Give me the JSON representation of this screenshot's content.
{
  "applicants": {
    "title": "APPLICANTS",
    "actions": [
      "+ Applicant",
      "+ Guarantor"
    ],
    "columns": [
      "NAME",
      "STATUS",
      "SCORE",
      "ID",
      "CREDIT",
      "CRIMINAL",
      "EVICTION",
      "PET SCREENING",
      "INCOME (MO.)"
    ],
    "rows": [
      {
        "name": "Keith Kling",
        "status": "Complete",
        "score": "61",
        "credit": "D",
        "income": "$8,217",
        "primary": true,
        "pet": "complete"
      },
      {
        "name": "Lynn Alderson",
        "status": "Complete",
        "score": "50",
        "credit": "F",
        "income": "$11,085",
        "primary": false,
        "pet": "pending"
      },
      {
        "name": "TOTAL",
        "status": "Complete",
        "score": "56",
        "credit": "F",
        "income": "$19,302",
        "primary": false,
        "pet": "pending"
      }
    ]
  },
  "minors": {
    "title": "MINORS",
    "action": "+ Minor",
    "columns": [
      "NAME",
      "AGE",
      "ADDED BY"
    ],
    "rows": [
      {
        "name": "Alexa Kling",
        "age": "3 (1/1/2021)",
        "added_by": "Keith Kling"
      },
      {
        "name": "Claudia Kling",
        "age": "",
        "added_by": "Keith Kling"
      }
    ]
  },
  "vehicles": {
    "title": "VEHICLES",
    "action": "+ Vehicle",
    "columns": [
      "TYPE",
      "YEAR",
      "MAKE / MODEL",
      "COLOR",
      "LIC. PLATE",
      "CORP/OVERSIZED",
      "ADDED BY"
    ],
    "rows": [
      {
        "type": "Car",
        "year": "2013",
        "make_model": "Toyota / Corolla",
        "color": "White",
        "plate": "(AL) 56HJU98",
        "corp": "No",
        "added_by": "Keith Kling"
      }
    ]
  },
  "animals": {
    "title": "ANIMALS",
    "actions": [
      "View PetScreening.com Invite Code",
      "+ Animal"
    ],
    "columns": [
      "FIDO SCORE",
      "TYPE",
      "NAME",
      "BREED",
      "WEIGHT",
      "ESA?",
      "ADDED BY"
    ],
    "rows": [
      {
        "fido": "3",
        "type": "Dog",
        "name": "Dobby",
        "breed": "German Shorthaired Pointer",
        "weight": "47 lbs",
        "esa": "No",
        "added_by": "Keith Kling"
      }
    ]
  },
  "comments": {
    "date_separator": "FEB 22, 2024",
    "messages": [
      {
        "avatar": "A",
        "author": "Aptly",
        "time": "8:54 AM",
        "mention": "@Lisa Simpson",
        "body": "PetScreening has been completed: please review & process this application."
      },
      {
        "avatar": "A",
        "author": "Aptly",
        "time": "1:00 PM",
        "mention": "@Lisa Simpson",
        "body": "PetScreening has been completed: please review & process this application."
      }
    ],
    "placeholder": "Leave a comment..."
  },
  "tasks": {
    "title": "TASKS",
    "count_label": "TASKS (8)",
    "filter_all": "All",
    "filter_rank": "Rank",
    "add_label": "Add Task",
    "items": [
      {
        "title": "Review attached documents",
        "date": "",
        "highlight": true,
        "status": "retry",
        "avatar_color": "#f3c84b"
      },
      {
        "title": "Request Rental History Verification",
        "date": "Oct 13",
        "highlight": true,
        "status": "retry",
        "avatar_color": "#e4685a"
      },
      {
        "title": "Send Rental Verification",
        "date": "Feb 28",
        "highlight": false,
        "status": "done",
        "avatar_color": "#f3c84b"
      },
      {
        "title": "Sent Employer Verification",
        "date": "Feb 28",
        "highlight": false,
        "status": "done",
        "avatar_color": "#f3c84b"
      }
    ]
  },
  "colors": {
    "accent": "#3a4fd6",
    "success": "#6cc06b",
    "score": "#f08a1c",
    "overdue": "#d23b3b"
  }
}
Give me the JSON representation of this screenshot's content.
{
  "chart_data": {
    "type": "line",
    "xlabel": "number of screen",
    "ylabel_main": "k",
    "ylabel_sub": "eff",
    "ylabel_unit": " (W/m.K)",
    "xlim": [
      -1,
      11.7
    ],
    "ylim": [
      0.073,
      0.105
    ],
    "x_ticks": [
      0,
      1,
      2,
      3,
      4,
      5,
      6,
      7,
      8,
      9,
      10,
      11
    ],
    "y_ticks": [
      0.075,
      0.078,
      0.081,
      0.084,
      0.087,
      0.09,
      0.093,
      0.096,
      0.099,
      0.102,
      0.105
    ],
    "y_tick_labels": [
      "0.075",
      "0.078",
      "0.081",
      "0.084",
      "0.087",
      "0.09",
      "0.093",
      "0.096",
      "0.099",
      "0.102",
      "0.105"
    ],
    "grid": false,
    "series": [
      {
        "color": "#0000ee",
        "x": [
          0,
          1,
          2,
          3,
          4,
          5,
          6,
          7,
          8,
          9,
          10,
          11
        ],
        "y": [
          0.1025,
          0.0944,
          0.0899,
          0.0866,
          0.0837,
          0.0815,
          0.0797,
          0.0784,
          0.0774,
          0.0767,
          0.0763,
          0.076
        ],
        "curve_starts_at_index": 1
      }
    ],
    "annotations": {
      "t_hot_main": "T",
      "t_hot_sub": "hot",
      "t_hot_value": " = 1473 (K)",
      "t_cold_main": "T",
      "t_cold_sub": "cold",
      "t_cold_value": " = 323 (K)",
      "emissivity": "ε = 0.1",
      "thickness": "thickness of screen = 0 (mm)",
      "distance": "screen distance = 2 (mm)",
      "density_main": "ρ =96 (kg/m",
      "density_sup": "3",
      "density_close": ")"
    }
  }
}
──────────────────────────────
### What the task requires
Every record should be repeated exactly; please leave none out.

### Exercise answer
Give me the JSON representation of this screenshot's content.
{
  "applicants": {
    "title": "APPLICANTS",
    "actions": [
      "+ Applicant",
      "+ Guarantor"
    ],
    "columns": [
      "NAME",
      "STATUS",
      "SCORE",
      "ID",
      "CREDIT",
      "CRIMINAL",
      "EVICTION",
      "PET SCREENING",
      "INCOME (MO.)"
    ],
    "rows": [
      {
        "name": "Keith Kling",
        "status": "Complete",
        "score": "61",
        "credit": "D",
        "income": "$8,217",
        "primary": true,
        "pet": "complete"
      },
      {
        "name": "Lynn Alderson",
        "status": "Complete",
        "score": "50",
        "credit": "F",
        "income": "$11,085",
        "primary": false,
        "pet": "pending"
      },
      {
        "name": "TOTAL",
        "status": "Complete",
        "score": "56",
        "credit": "F",
        "income": "$19,302",
        "primary": false,
        "pet": "pending"
      }
    ]
  },
  "minors": {
    "title": "MINORS",
    "action": "+ Minor",
    "columns": [
      "NAME",
      "AGE",
      "ADDED BY"
    ],
    "rows": [
      {
        "name": "Alexa Kling",
        "age": "3 (1/1/2021)",
        "added_by": "Keith Kling"
      },
      {
        "name": "Claudia Kling",
        "age": "",
        "added_by": "Keith Kling"
      }
    ]
  },
  "vehicles": {
    "title": "VEHICLES",
    "action": "+ Vehicle",
    "columns": [
      "TYPE",
      "YEAR",
      "MAKE / MODEL",
      "COLOR",
      "LIC. PLATE",
      "CORP/OVERSIZED",
      "ADDED BY"
    ],
    "rows": [
      {
        "type": "Car",
        "year": "2013",
        "make_model": "Toyota / Corolla",
        "color": "White",
        "plate": "(AL) 56HJU98",
        "corp": "No",
        "added_by": "Keith Kling"
      }
    ]
  },
  "animals": {
    "title": "ANIMALS",
    "actions": [
      "View PetScreening.com Invite Code",
      "+ Animal"
    ],
    "columns": [
      "FIDO SCORE",
      "TYPE",
      "NAME",
      "BREED",
      "WEIGHT",
      "ESA?",
      "ADDED BY"
    ],
    "rows": [
      {
        "fido": "3",
        "type": "Dog",
        "name": "Dobby",
        "breed": "German Shorthaired Pointer",
        "weight": "47 lbs",
        "esa": "No",
        "added_by": "Keith Kling"
      }
    ]
  },
  "comments": {
    "date_separator": "FEB 22, 2024",
    "messages": [
      {
        "avatar": "A",
        "author": "Aptly",
        "time": "8:54 AM",
        "mention": "@Lisa Simpson",
        "body": "PetScreening has been completed: please review & process this application."
      },
      {
        "avatar": "A",
        "author": "Aptly",
        "time": "1:00 PM",
        "mention": "@Lisa Simpson",
        "body": "PetScreening has been completed: please review & process this application."
      }
    ],
    "placeholder": "Leave a comment..."
  },
  "tasks": {
    "title": "TASKS",
    "count_label": "TASKS (8)",
    "filter_all": "All",
    "filter_rank": "Rank",
    "add_label": "Add Task",
    "items": [
      {
        "title": "Review attached documents",
        "date": "",
        "highlight": true,
        "status": "retry",
        "avatar_color": "#f3c84b"
      },
      {
        "title": "Request Rental History Verification",
        "date": "Oct 13",
        "highlight": true,
        "status": "retry",
        "avatar_color": "#e4685a"
      },
      {
        "title": "Send Rental Verification",
        "date": "Feb 28",
        "highlight": false,
        "status": "done",
        "avatar_color": "#f3c84b"
      },
      {
        "title": "Sent Employer Verification",
        "date": "Feb 28",
        "highlight": false,
        "status": "done",
        "avatar_color": "#f3c84b"
      }
    ]
  },
  "colors": {
    "accent": "#3a4fd6",
    "success": "#6cc06b",
    "score": "#f08a1c",
    "overdue": "#d23b3b"
  }
}
Give me the JSON representation of this screenshot's content.
{
  "chart_data": {
    "type": "line",
    "xlabel": "number of screen",
    "ylabel_main": "k",
    "ylabel_sub": "eff",
    "ylabel_unit": " (W/m.K)",
    "xlim": [
      -1,
      11.7
    ],
    "ylim": [
      0.073,
      0.105
    ],
    "x_ticks": [
      0,
      1,
      2,
      3,
      4,
      5,
      6,
      7,
      8,
      9,
      10,
      11
    ],
    "y_ticks": [
      0.075,
      0.078,
      0.081,
      0.084,
      0.087,
      0.09,
      0.093,
      0.096,
      0.099,
      0.102,
      0.105
    ],
    "y_tick_labels": [
      "0.075",
      "0.078",
      "0.081",
      "0.084",
      "0.087",
      "0.09",
      "0.093",
      "0.096",
      "0.099",
      "0.102",
      "0.105"
    ],
    "grid": false,
    "series": [
      {
        "color": "#0000ee",
        "x": [
          0,
          1,
          2,
          3,
          4,
          5,
          6,
          7,
          8,
          9,
          10,
          11
        ],
        "y": [
          0.1025,
          0.0944,
          0.0899,
          0.0866,
          0.0837,
          0.0815,
          0.0797,
          0.0784,
          0.0774,
          0.0767,
          0.0763,
          0.076
        ],
        "curve_starts_at_index": 1
      }
    ],
    "annotations": {
      "t_hot_main": "T",
      "t_hot_sub": "hot",
      "t_hot_value": " = 1473 (K)",
      "t_cold_main": "T",
      "t_cold_sub": "cold",
      "t_cold_value": " = 323 (K)",
      "emissivity": "ε = 0.1",
      "thickness": "thickness of screen = 0 (mm)",
      "distance": "screen distance = 2 (mm)",
      "density_main": "ρ =96 (kg/m",
      "density_sup": "3",
      "density_close": ")"
    }
  }
}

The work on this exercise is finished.